Figure data in JSON:
======
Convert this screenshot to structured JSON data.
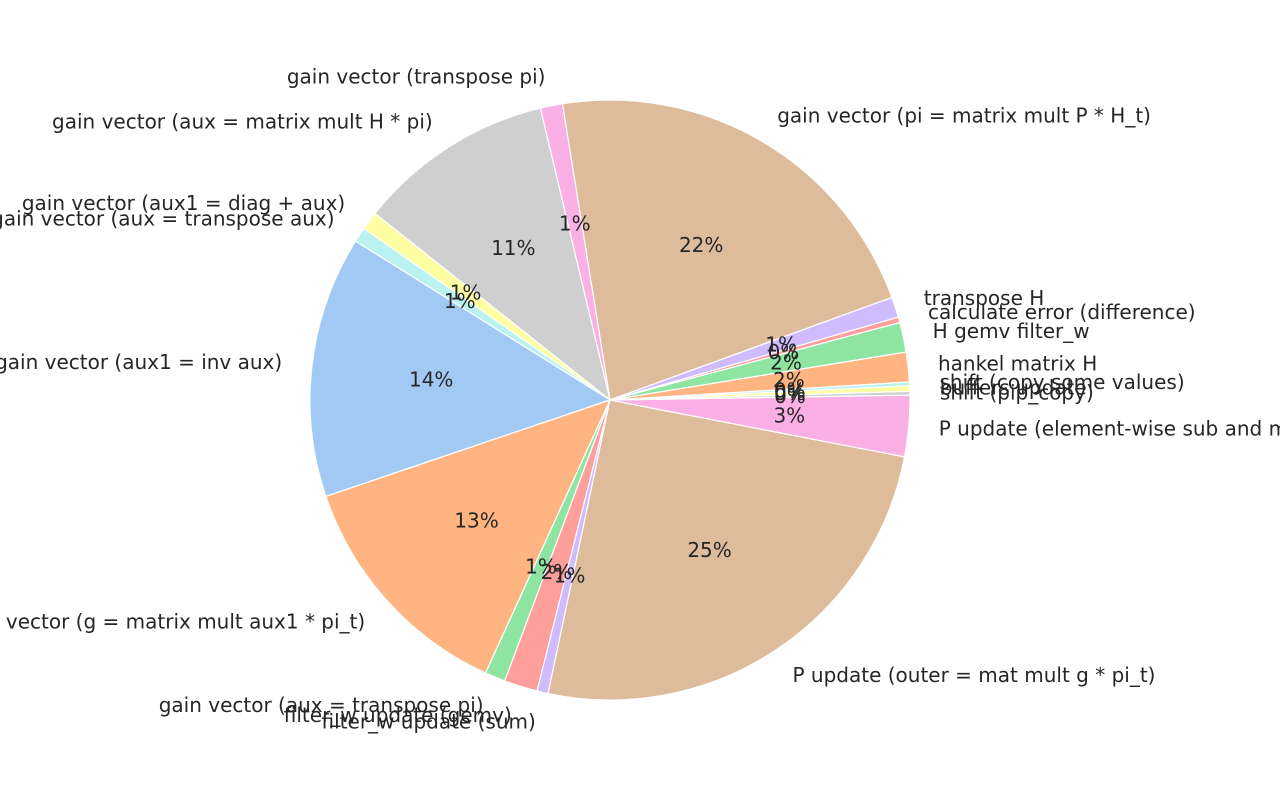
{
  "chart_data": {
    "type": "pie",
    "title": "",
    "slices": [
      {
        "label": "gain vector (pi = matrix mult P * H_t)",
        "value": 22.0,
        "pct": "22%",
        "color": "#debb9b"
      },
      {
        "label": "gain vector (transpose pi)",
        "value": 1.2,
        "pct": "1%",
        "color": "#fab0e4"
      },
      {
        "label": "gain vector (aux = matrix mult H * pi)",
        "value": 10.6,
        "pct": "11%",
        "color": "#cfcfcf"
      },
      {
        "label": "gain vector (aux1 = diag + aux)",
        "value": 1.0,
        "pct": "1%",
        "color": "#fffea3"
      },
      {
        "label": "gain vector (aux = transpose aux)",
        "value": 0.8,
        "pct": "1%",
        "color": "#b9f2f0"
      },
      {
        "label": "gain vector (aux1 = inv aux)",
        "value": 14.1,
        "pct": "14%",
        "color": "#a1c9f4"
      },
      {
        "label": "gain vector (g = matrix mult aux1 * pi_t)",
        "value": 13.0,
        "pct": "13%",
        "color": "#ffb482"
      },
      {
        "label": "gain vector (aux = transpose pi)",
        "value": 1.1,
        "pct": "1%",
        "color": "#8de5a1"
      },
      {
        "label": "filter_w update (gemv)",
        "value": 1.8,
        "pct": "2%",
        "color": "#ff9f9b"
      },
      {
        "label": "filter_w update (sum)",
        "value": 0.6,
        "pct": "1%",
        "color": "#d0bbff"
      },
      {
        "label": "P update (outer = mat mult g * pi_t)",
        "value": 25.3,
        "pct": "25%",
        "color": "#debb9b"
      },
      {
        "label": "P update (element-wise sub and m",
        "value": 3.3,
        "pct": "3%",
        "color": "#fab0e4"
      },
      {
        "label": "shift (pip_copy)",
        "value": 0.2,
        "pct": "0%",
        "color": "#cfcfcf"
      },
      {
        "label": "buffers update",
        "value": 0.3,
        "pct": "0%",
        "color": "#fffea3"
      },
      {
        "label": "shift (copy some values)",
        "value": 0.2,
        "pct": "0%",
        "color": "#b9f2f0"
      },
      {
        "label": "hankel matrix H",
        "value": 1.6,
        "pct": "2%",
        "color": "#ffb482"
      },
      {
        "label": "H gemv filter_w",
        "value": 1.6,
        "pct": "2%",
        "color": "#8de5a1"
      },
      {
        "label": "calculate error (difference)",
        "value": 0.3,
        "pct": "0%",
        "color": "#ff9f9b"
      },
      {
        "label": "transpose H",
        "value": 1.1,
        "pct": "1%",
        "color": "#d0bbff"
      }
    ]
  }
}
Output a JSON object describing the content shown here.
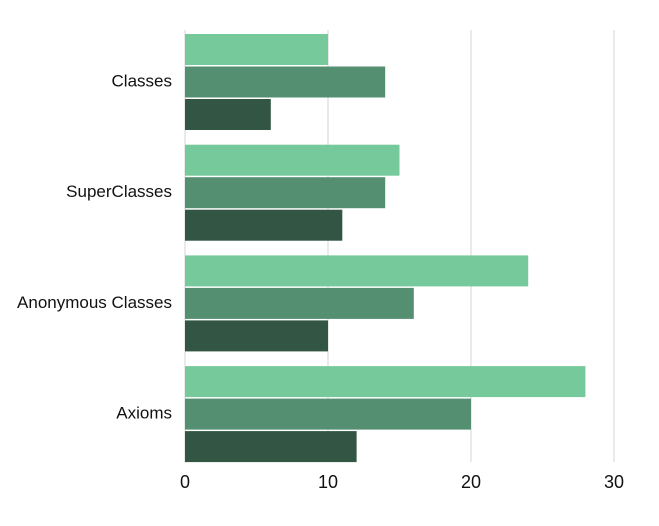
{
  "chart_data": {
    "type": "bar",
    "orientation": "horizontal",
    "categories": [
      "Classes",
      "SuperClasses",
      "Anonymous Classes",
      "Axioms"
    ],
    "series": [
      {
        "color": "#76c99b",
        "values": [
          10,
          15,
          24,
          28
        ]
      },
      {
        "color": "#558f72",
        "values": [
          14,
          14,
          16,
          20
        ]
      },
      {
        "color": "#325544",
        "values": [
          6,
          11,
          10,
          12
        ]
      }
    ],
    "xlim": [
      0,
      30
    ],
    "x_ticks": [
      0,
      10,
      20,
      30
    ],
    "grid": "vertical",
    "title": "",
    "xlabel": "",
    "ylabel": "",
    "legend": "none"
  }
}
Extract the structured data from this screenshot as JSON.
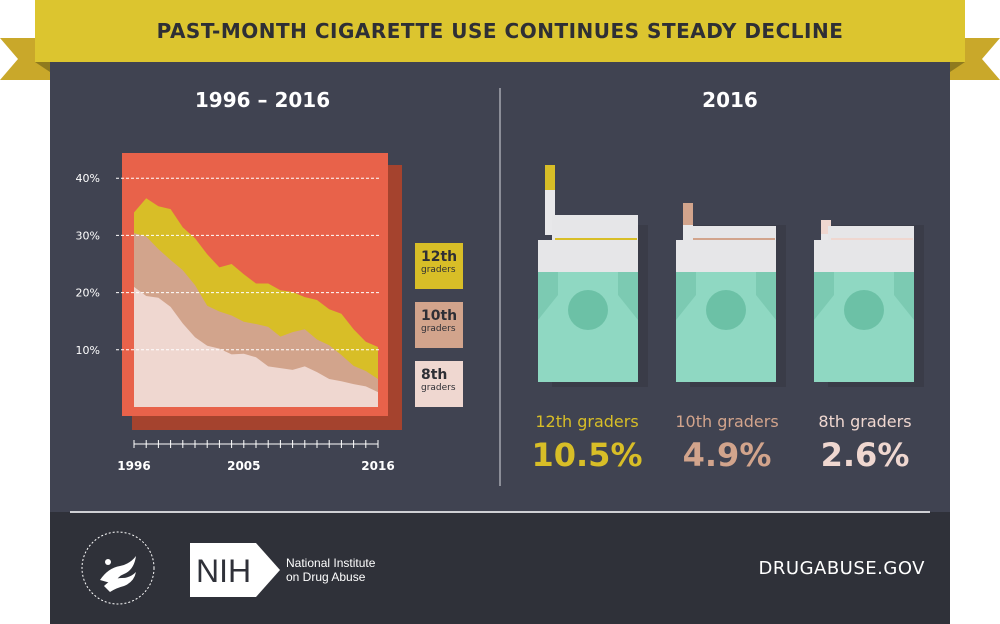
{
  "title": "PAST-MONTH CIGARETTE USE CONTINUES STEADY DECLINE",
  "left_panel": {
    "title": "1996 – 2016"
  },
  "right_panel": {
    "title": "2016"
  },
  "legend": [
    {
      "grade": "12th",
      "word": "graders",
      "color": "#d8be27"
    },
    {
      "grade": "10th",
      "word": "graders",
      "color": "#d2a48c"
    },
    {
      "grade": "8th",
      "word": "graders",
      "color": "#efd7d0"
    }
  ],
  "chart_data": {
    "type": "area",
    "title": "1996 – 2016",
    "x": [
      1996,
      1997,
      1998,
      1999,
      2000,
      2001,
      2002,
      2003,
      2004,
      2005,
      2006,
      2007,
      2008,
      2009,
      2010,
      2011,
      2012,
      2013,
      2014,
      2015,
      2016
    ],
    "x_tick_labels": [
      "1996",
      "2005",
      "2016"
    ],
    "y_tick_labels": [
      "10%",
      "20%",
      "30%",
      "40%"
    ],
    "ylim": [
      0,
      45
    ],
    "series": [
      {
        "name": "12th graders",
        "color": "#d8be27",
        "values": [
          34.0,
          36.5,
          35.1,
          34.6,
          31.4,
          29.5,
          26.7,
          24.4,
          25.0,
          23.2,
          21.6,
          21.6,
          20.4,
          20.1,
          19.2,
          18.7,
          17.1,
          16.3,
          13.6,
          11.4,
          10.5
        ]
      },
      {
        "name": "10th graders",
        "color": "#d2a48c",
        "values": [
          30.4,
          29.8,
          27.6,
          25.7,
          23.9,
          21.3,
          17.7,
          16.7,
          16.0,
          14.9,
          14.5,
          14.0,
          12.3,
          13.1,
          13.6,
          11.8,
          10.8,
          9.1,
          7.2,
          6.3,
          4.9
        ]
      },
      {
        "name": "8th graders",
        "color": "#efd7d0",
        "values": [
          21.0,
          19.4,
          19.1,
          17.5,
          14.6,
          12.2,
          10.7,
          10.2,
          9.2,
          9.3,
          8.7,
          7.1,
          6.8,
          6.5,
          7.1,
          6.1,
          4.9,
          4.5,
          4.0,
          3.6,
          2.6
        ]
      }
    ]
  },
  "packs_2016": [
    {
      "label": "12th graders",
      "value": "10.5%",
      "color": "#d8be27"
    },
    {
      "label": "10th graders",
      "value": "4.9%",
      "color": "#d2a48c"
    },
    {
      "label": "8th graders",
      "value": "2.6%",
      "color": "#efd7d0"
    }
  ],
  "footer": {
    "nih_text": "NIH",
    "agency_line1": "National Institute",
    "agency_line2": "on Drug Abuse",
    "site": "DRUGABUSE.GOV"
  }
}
======
**PROBLEM**
Show each line holding the word "this".

**SOLUTION TO THE EXERCISE**
Convert this screenshot to structured JSON data.
Extract the structured data from this screenshot as JSON.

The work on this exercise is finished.